◆ Task input

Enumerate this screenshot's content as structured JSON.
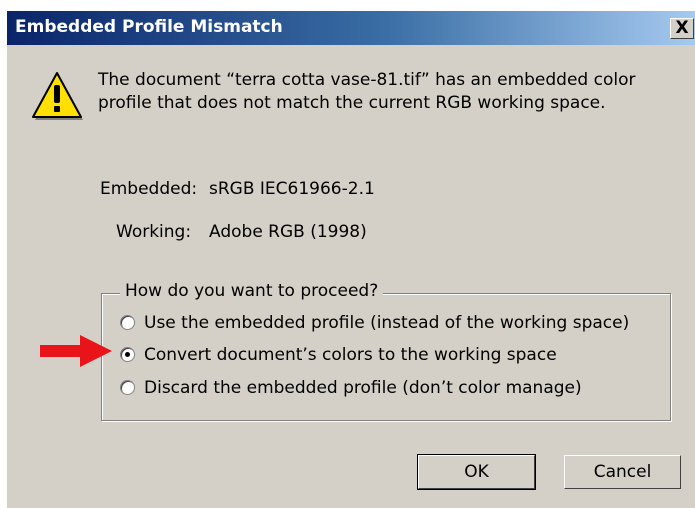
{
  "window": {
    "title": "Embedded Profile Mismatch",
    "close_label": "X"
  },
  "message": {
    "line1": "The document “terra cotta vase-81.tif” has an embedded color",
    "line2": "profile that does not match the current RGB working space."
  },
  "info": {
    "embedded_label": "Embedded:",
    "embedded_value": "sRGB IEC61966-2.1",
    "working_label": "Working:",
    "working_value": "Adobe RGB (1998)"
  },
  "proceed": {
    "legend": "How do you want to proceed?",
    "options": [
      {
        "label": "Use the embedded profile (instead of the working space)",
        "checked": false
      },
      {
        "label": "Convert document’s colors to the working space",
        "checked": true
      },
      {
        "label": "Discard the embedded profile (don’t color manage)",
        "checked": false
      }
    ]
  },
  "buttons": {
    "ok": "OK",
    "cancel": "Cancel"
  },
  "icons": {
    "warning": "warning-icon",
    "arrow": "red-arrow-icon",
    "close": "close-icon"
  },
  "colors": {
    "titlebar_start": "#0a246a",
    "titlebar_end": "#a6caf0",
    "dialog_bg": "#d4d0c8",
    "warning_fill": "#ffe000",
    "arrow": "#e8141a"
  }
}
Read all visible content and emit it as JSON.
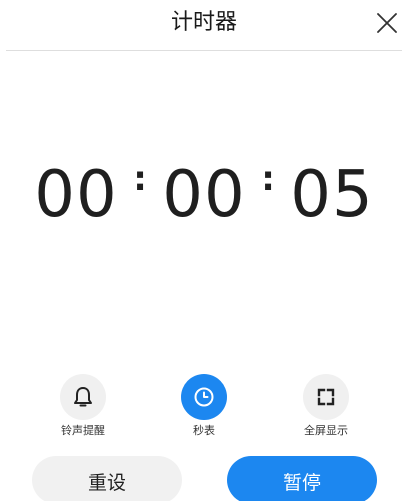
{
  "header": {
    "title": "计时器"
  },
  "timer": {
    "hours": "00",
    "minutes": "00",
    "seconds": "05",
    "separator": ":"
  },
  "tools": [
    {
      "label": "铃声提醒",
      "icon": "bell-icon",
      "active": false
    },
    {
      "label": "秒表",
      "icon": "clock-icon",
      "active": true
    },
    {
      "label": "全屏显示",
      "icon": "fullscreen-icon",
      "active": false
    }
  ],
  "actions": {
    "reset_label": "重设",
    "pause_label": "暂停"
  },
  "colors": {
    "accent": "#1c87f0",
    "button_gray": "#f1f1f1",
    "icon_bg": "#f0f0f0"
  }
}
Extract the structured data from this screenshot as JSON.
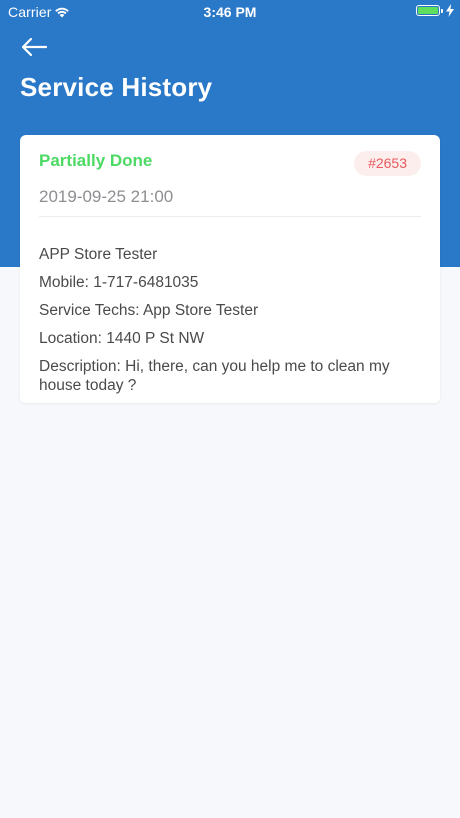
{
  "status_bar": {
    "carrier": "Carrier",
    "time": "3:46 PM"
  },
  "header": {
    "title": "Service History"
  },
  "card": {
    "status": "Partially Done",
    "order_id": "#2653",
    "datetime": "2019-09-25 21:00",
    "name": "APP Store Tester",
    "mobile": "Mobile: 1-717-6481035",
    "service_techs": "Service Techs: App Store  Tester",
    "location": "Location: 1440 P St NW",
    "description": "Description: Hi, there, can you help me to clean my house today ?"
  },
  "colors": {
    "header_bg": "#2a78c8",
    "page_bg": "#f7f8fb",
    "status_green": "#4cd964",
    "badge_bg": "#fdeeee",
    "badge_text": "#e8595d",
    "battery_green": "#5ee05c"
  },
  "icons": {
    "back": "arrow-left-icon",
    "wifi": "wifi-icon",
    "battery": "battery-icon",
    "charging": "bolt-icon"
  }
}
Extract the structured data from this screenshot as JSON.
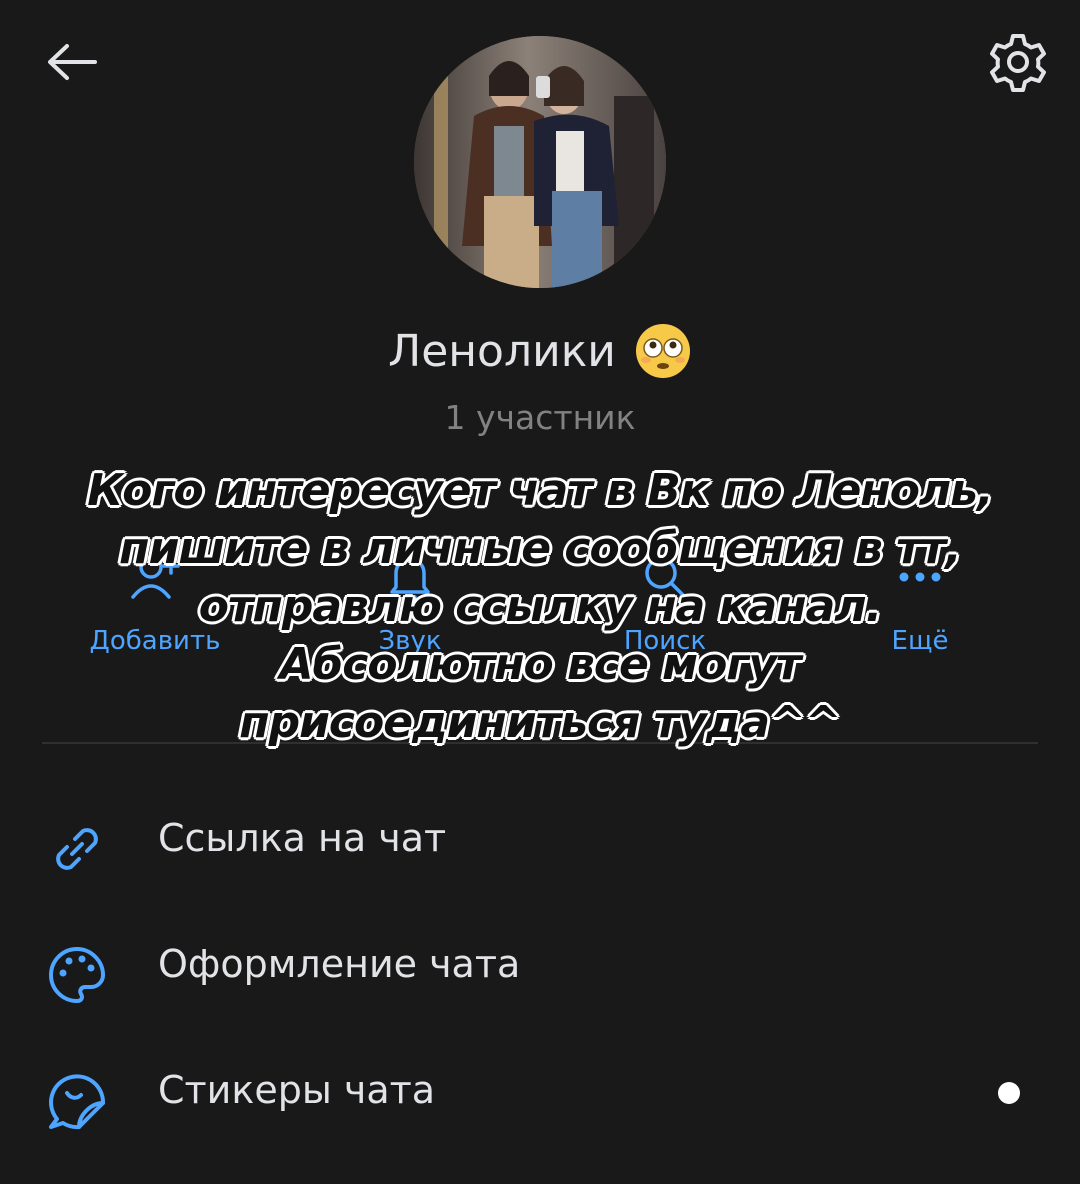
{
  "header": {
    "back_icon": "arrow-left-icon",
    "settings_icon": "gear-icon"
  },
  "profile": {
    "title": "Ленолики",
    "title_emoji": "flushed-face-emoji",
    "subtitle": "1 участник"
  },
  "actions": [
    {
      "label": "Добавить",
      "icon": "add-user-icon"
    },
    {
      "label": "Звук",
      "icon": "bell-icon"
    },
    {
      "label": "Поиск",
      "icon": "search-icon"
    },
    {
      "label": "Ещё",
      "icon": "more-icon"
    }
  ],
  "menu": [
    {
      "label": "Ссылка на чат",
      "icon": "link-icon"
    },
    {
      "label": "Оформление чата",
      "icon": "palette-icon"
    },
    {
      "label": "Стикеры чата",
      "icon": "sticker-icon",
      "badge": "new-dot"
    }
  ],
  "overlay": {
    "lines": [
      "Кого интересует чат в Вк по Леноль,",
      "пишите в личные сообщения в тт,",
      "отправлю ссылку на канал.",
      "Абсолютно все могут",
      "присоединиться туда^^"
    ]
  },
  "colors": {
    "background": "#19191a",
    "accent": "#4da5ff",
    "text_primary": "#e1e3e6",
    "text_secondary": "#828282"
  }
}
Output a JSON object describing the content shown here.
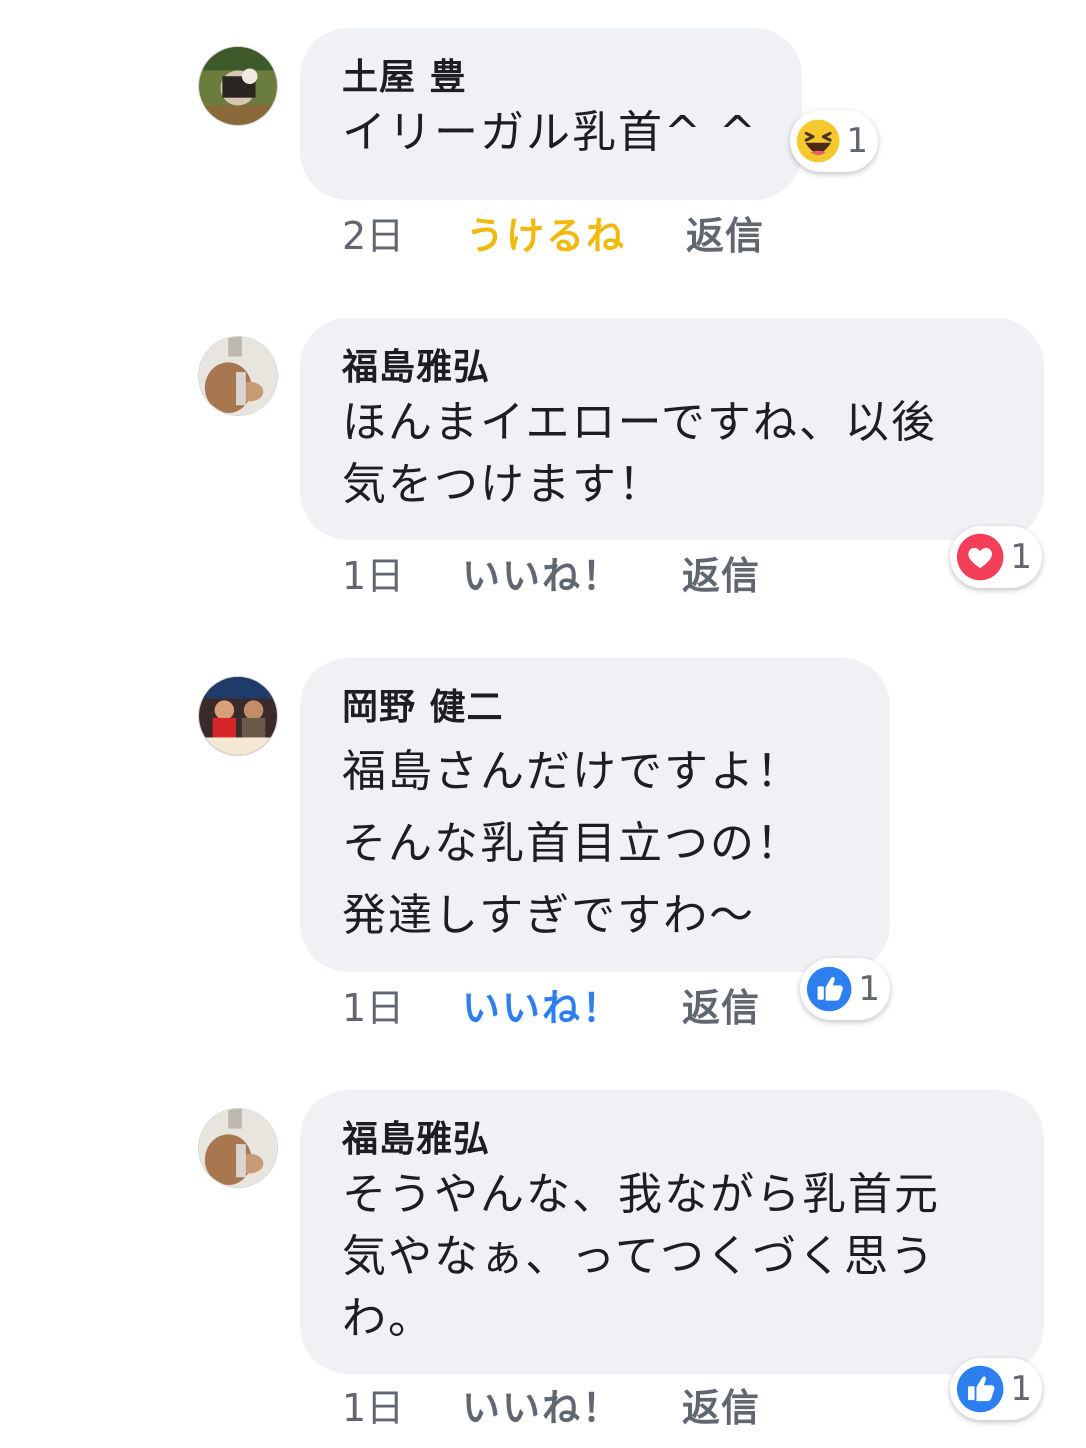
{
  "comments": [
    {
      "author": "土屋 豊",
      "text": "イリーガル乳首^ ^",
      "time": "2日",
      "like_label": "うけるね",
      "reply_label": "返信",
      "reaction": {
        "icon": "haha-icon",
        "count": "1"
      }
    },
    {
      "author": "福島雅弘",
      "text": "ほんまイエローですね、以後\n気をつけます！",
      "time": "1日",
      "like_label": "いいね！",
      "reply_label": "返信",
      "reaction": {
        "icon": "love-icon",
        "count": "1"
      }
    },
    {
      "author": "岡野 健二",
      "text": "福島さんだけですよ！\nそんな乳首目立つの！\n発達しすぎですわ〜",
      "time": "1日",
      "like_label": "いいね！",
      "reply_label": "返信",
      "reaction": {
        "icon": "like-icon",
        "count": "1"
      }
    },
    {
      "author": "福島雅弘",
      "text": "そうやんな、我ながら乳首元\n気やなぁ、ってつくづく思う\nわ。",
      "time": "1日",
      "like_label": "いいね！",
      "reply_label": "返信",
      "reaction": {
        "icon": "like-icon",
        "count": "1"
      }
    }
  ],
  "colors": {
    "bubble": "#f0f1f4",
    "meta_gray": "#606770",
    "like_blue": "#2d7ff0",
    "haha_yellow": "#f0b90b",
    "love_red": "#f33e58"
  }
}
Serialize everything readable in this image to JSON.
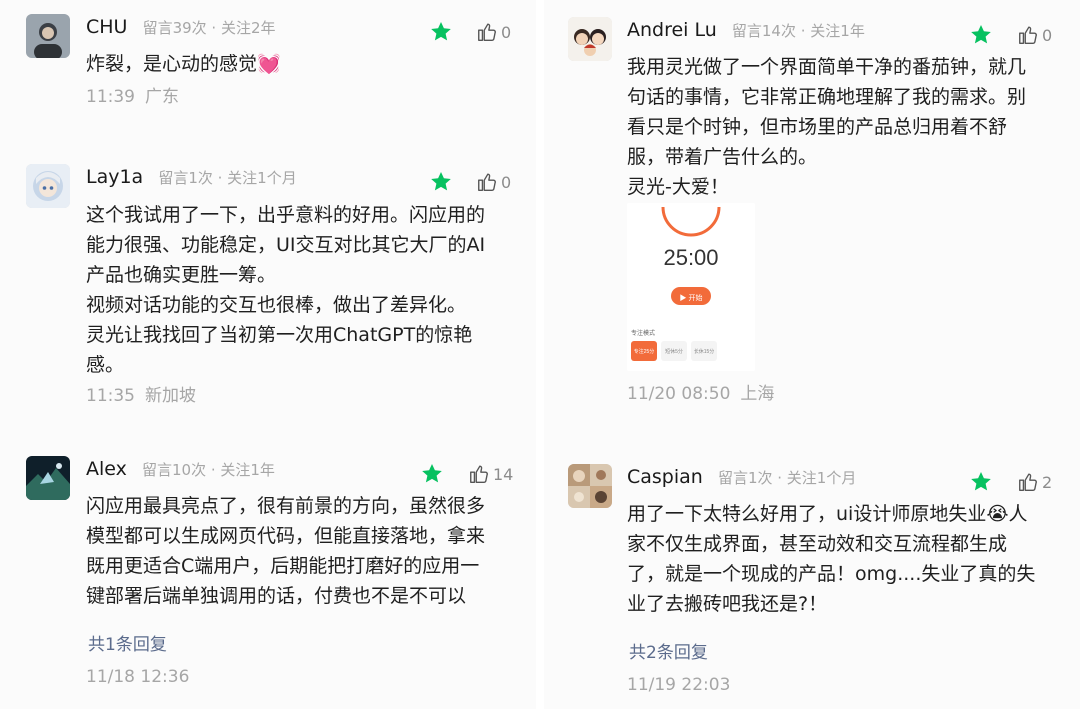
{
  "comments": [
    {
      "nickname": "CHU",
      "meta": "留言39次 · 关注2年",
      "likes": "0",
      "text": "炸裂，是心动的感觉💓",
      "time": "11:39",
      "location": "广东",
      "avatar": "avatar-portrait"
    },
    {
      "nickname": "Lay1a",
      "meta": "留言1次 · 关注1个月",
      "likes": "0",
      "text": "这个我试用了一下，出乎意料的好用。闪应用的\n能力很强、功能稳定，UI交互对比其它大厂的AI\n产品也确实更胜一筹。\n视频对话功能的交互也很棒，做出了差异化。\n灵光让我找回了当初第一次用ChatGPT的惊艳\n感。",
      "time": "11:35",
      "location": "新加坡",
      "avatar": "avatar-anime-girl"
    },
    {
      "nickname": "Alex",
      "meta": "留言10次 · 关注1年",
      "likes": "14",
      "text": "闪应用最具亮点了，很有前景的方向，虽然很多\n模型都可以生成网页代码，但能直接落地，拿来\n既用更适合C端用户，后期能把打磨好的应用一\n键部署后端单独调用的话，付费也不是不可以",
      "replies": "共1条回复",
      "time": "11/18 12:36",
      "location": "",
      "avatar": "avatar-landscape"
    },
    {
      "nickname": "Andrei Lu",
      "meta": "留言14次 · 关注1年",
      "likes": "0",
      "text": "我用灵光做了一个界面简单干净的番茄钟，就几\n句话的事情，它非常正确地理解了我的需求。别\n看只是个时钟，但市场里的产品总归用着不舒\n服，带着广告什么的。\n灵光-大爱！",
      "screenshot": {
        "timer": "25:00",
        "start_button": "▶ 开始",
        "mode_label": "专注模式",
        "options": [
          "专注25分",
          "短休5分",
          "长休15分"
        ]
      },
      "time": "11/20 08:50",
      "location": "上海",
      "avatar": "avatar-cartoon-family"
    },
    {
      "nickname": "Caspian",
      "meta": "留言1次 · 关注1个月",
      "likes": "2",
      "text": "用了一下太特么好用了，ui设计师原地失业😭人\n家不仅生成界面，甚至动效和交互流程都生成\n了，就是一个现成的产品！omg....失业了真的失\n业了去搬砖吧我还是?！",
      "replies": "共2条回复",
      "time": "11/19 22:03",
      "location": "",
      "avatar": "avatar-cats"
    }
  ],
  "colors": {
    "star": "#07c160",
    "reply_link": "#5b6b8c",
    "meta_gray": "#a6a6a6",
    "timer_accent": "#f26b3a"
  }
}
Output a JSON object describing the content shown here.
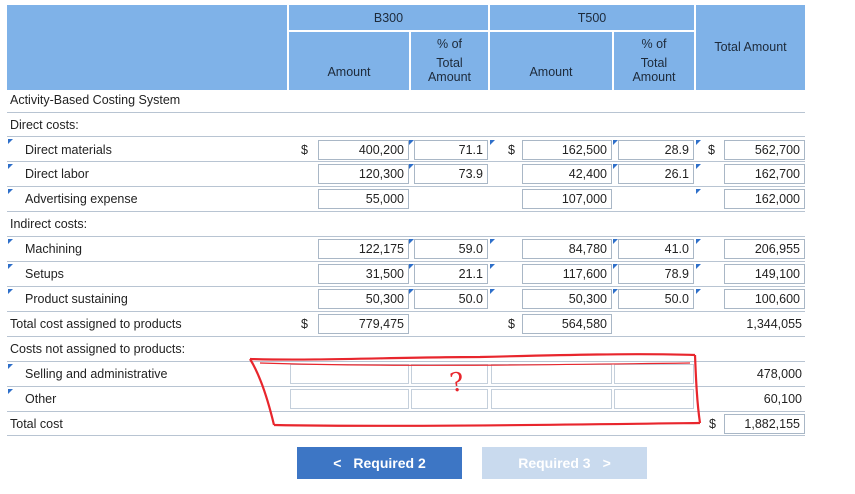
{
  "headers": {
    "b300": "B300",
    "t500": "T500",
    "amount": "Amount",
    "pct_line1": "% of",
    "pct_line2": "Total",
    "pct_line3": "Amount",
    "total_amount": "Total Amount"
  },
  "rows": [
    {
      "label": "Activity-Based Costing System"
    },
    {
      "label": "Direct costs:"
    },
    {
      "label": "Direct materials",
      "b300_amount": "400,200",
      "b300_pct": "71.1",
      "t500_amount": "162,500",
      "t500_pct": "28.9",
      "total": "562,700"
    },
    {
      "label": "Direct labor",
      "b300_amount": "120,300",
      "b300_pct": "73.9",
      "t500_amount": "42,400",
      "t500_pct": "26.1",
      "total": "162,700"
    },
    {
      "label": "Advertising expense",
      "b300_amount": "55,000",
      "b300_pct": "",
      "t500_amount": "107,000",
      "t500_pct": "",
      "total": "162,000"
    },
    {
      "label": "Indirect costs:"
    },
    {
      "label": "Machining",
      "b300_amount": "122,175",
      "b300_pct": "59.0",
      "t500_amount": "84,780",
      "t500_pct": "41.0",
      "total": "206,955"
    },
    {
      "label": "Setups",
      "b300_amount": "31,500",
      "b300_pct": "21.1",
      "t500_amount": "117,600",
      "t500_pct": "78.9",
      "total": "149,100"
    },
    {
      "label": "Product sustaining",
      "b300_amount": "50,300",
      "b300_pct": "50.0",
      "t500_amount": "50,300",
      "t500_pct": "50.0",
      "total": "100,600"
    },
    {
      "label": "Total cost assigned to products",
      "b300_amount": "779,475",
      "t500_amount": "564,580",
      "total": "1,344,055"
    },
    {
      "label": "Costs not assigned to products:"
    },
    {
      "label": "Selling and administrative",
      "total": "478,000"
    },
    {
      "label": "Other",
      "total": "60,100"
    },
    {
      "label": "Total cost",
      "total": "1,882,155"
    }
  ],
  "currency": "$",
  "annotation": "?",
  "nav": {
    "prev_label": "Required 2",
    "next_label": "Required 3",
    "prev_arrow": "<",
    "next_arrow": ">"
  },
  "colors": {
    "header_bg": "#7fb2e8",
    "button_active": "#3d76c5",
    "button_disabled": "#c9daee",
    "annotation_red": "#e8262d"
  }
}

◆ Required work
Report all lines of the data above that include the string "assigned".

◆ Result of this exercise
      "label": "Total cost assigned to products",
      "label": "Costs not assigned to products:"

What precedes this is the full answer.